→ Description of the task
Copy each line below in which the word "efficient" occurs.
╭─ Provided material
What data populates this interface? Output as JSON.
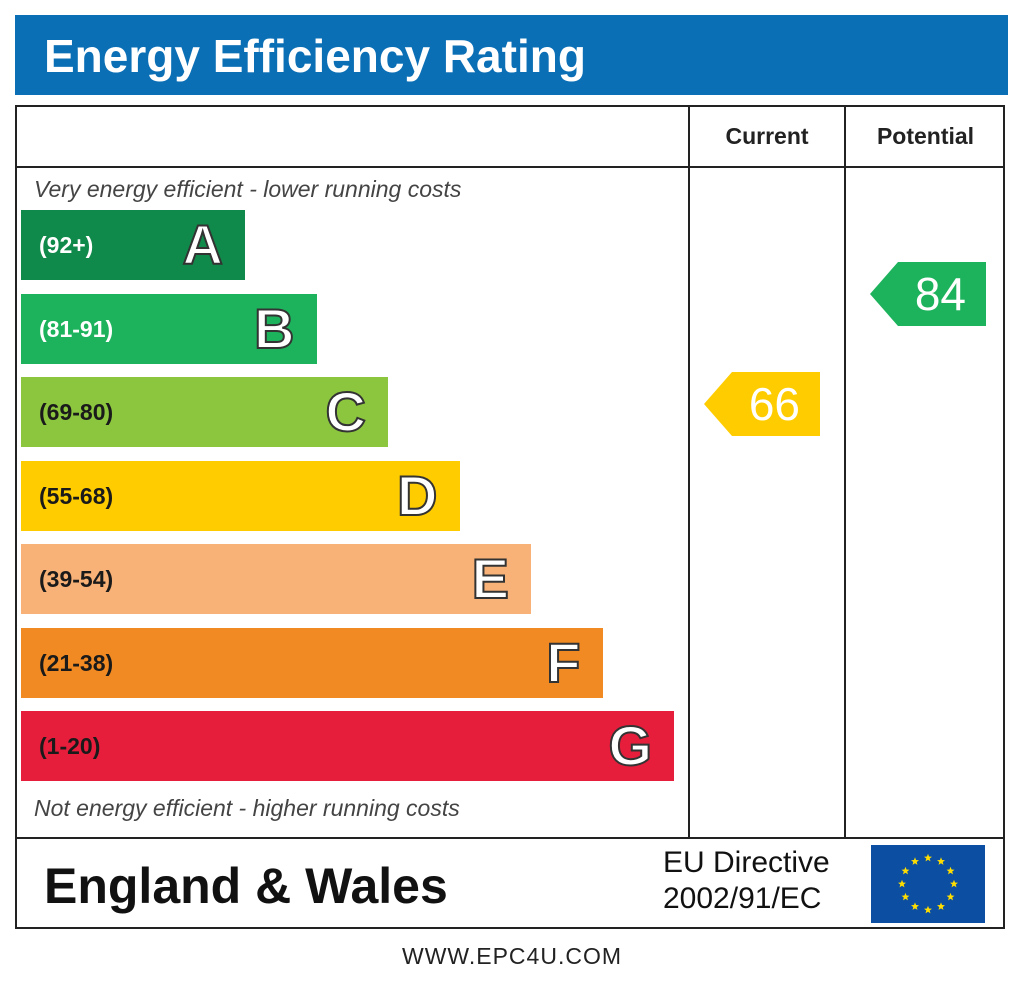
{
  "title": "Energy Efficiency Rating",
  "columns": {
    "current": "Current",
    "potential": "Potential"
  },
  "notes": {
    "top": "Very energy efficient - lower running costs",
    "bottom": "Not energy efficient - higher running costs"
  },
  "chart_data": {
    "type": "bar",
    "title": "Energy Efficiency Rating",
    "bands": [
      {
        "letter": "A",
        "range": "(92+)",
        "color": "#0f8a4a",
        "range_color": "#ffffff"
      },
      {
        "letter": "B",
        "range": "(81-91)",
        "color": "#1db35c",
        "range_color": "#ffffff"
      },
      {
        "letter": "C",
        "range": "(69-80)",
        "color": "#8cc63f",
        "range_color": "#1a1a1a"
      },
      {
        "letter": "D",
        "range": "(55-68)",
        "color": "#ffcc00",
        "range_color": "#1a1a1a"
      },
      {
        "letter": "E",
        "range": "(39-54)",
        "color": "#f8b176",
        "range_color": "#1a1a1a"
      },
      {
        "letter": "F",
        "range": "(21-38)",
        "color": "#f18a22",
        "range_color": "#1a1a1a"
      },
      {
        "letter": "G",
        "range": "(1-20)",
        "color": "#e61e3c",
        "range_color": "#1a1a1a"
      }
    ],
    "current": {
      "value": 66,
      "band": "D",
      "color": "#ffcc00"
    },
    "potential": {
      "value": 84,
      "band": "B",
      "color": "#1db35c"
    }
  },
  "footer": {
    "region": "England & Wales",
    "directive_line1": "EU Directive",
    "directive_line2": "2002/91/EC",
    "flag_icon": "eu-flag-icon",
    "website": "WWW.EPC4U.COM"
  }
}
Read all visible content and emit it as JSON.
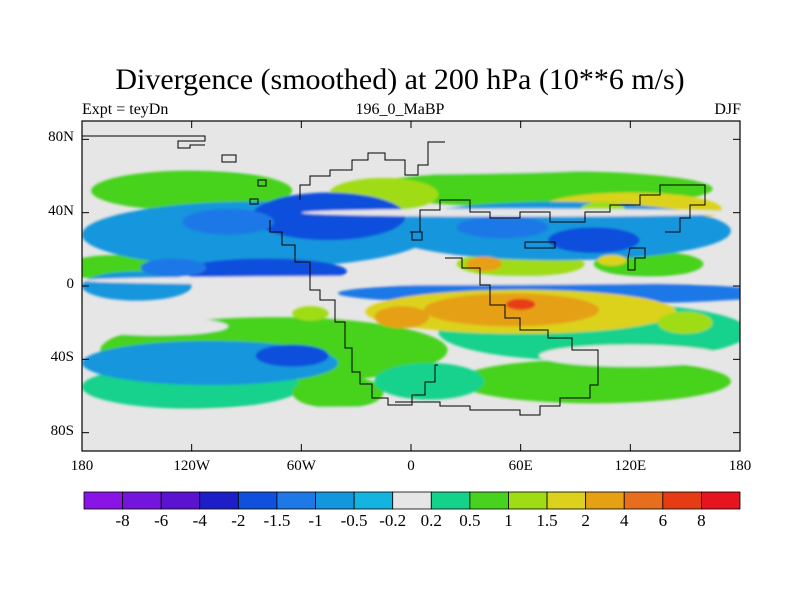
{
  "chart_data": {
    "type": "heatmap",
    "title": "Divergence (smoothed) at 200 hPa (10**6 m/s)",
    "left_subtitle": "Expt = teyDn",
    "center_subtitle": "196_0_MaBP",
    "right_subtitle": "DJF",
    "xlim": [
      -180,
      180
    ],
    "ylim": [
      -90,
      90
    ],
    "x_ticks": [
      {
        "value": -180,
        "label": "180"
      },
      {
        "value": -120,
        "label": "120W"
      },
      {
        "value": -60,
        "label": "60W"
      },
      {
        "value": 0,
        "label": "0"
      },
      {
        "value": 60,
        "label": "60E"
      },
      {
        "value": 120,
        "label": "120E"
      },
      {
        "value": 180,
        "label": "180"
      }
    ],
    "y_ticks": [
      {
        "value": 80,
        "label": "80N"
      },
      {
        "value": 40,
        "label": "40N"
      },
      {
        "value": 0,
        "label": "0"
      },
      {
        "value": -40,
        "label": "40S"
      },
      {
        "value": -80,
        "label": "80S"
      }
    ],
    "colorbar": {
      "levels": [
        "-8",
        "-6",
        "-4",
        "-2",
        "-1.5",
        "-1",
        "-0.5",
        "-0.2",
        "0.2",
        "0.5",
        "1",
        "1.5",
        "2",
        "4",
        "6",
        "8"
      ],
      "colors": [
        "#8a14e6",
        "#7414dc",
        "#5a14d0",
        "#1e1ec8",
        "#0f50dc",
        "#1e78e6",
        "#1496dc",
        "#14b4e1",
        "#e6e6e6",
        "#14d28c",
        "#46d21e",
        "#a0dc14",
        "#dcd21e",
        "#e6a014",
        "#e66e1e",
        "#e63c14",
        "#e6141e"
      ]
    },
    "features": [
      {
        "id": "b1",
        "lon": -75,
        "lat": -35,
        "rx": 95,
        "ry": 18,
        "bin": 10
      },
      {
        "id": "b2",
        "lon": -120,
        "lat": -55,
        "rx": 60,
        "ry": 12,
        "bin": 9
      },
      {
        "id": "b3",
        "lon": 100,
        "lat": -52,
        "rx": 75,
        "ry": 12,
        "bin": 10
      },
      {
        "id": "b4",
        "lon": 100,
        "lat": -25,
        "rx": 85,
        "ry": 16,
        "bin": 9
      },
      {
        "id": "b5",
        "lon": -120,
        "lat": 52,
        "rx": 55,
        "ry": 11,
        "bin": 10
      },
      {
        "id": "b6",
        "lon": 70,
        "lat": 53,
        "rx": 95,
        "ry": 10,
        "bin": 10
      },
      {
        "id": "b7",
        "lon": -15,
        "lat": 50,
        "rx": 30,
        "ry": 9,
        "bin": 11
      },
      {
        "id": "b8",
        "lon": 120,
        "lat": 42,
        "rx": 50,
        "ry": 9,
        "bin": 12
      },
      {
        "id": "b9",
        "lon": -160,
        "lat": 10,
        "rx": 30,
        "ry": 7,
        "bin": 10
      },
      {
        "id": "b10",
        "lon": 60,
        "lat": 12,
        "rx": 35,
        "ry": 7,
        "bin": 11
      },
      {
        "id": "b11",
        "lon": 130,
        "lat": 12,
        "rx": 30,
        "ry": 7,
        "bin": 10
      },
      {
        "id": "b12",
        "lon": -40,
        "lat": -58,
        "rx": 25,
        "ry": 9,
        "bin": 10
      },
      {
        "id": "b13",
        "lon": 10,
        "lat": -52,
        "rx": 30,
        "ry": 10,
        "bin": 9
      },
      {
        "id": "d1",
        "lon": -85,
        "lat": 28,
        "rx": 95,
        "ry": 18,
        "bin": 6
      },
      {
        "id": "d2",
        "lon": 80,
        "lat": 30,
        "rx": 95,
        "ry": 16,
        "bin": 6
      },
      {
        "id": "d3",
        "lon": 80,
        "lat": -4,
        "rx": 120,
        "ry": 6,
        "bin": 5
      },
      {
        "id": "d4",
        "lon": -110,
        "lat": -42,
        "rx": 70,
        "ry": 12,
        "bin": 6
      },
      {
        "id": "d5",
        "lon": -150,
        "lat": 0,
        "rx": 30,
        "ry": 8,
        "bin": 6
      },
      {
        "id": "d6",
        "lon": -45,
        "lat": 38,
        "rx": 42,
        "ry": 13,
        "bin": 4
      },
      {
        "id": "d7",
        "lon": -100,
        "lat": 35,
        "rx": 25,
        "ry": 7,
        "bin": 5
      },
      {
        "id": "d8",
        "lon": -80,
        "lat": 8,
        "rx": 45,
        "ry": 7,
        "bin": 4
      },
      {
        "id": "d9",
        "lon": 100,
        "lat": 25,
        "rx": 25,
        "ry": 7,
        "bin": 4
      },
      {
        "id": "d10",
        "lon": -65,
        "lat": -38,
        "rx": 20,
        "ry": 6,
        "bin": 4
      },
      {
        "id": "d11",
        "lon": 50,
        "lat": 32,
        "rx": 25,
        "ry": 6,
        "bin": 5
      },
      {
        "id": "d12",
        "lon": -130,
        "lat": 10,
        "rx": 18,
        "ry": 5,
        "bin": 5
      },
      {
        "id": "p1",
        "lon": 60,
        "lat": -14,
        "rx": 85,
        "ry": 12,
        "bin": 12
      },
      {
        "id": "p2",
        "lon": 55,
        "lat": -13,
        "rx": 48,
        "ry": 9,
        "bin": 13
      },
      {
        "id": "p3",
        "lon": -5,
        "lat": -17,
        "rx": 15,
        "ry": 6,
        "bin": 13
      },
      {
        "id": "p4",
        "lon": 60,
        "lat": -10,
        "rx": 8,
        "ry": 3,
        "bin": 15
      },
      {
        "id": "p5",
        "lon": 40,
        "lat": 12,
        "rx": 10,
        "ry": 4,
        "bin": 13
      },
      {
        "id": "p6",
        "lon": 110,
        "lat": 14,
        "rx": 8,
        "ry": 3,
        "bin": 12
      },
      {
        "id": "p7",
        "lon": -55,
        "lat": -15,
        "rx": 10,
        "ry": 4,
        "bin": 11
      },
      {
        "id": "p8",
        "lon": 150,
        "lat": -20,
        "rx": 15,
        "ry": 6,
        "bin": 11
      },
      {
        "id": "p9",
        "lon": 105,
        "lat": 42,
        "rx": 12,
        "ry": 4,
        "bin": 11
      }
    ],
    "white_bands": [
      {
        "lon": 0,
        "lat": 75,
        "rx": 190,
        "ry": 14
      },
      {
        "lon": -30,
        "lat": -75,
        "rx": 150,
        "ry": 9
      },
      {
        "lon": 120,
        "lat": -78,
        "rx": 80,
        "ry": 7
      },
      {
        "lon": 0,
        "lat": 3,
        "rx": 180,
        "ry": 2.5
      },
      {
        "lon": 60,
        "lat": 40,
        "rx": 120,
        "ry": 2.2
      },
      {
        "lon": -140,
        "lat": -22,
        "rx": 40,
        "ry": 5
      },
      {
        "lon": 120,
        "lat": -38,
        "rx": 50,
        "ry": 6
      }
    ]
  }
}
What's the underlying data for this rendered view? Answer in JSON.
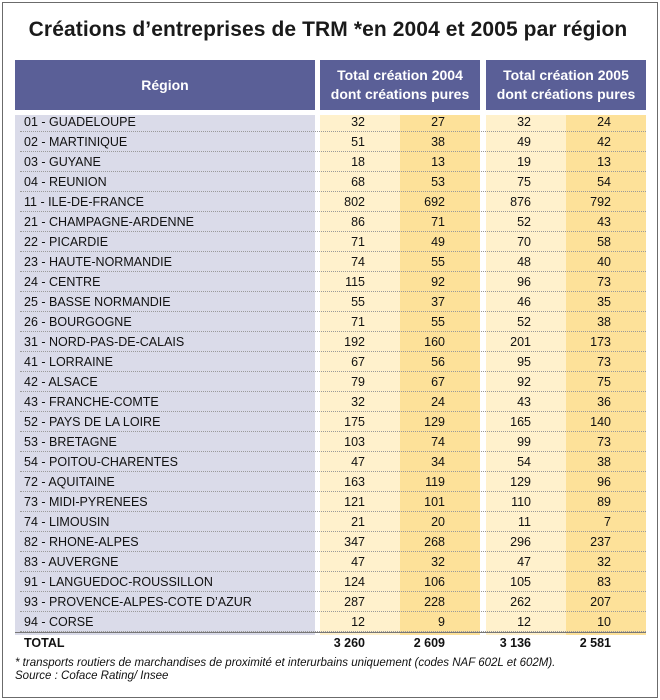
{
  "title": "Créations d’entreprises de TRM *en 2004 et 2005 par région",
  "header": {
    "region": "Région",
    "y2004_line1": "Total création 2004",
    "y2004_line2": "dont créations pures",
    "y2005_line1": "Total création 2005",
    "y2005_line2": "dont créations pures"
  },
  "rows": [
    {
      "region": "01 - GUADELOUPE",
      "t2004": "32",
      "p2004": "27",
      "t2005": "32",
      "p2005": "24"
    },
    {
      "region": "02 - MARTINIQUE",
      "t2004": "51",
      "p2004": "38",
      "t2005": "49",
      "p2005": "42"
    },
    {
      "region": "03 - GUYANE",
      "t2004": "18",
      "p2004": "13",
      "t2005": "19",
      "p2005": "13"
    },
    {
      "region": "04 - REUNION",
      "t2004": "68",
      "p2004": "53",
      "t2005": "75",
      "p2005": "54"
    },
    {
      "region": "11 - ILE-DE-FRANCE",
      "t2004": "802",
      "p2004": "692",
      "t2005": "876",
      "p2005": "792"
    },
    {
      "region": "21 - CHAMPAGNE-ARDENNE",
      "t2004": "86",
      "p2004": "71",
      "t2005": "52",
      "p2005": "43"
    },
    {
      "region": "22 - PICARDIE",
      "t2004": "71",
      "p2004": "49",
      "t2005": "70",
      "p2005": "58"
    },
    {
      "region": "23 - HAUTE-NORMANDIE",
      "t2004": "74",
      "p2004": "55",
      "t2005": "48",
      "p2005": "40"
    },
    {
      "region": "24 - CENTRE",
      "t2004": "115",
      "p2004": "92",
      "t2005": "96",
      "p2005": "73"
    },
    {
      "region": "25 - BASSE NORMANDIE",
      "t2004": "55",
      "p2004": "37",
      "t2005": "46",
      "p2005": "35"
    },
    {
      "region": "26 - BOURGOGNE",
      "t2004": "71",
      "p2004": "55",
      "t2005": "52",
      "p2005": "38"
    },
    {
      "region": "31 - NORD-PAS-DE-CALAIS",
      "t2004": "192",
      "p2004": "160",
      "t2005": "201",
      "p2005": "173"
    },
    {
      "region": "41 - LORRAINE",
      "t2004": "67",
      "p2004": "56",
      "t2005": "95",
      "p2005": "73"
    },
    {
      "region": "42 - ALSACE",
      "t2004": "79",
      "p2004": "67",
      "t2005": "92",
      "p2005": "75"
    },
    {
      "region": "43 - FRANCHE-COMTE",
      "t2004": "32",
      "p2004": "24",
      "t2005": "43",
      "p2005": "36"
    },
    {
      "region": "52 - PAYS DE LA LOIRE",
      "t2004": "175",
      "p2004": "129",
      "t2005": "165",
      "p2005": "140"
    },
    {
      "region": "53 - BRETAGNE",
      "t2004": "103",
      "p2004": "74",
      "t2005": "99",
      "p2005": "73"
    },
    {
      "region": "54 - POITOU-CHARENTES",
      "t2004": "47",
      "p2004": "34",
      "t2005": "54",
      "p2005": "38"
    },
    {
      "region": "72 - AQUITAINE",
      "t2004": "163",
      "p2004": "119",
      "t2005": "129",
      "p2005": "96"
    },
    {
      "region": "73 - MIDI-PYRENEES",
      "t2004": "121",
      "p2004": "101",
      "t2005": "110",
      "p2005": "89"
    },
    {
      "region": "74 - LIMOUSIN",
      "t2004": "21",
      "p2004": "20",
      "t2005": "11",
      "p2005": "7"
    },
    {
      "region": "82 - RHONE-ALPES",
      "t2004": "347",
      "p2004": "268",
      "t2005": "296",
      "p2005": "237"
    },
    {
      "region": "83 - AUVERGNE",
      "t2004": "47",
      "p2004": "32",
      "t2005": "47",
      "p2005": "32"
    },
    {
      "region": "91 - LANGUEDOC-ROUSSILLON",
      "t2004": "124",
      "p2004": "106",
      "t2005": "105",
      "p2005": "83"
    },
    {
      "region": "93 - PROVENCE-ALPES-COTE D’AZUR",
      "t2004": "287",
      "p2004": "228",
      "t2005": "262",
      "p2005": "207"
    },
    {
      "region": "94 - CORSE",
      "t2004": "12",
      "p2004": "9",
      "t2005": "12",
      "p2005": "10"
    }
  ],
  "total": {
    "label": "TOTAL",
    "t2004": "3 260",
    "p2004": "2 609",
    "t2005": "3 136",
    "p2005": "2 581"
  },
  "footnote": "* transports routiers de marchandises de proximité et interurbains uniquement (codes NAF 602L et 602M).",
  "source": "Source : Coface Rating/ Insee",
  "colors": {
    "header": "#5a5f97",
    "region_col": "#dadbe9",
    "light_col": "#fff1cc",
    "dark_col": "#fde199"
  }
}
╰─
→ Full solution
    "top": "Very energy efficient - lower running costs",
    "bottom": "Not energy efficient - higher running costs"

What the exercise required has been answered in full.